- _YOUR OBJECTIVE_
Repeat the material below exactly, line for line.
>> begin DATA
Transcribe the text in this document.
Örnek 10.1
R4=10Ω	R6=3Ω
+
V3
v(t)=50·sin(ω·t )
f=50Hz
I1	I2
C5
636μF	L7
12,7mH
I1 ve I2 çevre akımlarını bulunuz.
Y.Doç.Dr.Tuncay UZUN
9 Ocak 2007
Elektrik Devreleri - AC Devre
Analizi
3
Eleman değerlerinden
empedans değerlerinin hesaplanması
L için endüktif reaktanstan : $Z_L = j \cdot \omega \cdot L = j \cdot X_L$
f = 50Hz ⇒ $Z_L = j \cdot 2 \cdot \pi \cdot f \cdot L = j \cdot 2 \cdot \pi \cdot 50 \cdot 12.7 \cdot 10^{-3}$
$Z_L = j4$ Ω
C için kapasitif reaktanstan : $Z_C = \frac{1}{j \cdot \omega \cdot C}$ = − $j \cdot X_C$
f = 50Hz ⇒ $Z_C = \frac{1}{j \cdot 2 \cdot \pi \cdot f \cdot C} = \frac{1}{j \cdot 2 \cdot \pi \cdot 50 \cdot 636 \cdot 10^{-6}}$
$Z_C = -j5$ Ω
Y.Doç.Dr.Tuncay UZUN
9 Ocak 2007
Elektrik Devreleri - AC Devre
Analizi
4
>> end DATA
- _FULL RESPONSE_
Transcribe the text in this document.
Örnek 10.1
R4=10Ω	R6=3Ω
+
V3
v(t)=50·sin(ω·t )
f=50Hz
I1	I2
C5
636μF	L7
12,7mH
I1 ve I2 çevre akımlarını bulunuz.
Y.Doç.Dr.Tuncay UZUN
9 Ocak 2007
Elektrik Devreleri - AC Devre
Analizi
3
Eleman değerlerinden
empedans değerlerinin hesaplanması
L için endüktif reaktanstan : $Z_L = j \cdot \omega \cdot L = j \cdot X_L$
f = 50Hz ⇒ $Z_L = j \cdot 2 \cdot \pi \cdot f \cdot L = j \cdot 2 \cdot \pi \cdot 50 \cdot 12.7 \cdot 10^{-3}$
$Z_L = j4$ Ω
C için kapasitif reaktanstan : $Z_C = \frac{1}{j \cdot \omega \cdot C}$ = − $j \cdot X_C$
f = 50Hz ⇒ $Z_C = \frac{1}{j \cdot 2 \cdot \pi \cdot f \cdot C} = \frac{1}{j \cdot 2 \cdot \pi \cdot 50 \cdot 636 \cdot 10^{-6}}$
$Z_C = -j5$ Ω
Y.Doç.Dr.Tuncay UZUN
9 Ocak 2007
Elektrik Devreleri - AC Devre
Analizi
4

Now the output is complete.